▶ _REQUIREMENT_:
Find and copy each line of the records where the string "code" shows up.
BEGIN DATA TO PROCESS
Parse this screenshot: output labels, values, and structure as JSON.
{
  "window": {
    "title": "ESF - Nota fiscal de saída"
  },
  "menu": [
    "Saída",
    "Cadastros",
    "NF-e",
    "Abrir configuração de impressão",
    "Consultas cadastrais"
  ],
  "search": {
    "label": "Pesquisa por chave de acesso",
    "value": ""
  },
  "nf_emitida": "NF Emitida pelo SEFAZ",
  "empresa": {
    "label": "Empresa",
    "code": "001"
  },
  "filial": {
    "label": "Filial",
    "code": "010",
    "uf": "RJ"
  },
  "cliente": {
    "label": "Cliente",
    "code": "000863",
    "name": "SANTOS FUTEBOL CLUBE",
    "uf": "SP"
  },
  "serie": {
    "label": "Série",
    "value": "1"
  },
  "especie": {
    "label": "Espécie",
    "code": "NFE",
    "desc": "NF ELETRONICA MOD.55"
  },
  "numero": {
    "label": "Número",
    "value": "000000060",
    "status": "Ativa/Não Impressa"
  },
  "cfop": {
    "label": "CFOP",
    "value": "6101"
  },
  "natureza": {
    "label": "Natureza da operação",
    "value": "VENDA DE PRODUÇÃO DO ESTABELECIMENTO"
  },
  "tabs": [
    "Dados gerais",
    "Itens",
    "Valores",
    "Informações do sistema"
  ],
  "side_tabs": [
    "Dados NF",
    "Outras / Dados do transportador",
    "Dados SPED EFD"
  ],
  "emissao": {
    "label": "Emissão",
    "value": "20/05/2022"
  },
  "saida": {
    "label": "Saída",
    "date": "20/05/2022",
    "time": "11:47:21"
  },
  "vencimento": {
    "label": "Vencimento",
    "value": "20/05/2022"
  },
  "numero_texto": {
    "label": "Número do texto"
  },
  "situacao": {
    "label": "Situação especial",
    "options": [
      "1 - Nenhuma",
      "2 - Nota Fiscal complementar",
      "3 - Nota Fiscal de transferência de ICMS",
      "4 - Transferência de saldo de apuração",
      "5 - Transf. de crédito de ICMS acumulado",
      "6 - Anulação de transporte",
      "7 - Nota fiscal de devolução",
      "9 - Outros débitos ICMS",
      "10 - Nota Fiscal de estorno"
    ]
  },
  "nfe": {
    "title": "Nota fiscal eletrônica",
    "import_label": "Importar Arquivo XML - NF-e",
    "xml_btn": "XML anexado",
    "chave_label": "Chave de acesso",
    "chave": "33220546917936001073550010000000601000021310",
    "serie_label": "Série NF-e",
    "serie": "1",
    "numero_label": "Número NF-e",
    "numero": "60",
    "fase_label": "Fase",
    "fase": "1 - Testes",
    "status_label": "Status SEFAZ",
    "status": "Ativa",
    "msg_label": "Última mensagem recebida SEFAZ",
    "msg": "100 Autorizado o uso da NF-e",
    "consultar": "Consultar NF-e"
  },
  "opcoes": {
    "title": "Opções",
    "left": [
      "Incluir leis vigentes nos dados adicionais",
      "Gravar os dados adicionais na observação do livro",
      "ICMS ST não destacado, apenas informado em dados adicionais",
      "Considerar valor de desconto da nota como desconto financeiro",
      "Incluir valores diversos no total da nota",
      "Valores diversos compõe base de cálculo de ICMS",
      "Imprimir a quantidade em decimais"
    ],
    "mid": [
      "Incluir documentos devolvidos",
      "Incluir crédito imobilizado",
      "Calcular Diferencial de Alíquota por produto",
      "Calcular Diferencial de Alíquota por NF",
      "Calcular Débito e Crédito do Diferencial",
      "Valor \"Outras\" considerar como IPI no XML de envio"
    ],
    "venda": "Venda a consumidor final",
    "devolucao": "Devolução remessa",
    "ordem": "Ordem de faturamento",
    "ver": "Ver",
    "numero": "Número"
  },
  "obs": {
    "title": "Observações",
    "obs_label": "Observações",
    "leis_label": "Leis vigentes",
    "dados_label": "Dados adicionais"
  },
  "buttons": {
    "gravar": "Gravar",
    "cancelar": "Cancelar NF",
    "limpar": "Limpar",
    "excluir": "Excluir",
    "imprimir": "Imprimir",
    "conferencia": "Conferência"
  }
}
END DATA TO PROCESS
▶ _THE SOLUTION_:
    "code": "001"
    "code": "010",
    "code": "000863",
    "code": "NFE",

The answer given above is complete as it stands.